=== EXERCISE BRIEF ===
Reproduce every entry exactly.

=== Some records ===
+ + +
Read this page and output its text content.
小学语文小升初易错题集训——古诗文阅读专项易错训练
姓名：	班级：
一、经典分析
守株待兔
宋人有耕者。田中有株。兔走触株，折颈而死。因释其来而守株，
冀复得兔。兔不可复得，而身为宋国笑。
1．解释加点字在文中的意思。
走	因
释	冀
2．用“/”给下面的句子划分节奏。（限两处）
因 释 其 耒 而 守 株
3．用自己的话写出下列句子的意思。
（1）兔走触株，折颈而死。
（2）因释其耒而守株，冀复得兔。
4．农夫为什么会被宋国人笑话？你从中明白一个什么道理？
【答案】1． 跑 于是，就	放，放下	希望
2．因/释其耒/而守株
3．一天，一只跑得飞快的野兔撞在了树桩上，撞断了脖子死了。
+ + +
=== RESULT OF THE TASK ===
Read this page and output its text content.
小学语文小升初易错题集训——古诗文阅读专项易错训练
姓名：	班级：
一、经典分析
守株待兔
宋人有耕者。田中有株。兔走触株，折颈而死。因释其来而守株，
冀复得兔。兔不可复得，而身为宋国笑。
1．解释加点字在文中的意思。
走	因
释	冀
2．用“/”给下面的句子划分节奏。（限两处）
因 释 其 耒 而 守 株
3．用自己的话写出下列句子的意思。
（1）兔走触株，折颈而死。
（2）因释其耒而守株，冀复得兔。
4．农夫为什么会被宋国人笑话？你从中明白一个什么道理？
【答案】1． 跑 于是，就	放，放下	希望
2．因/释其耒/而守株
3．一天，一只跑得飞快的野兔撞在了树桩上，撞断了脖子死了。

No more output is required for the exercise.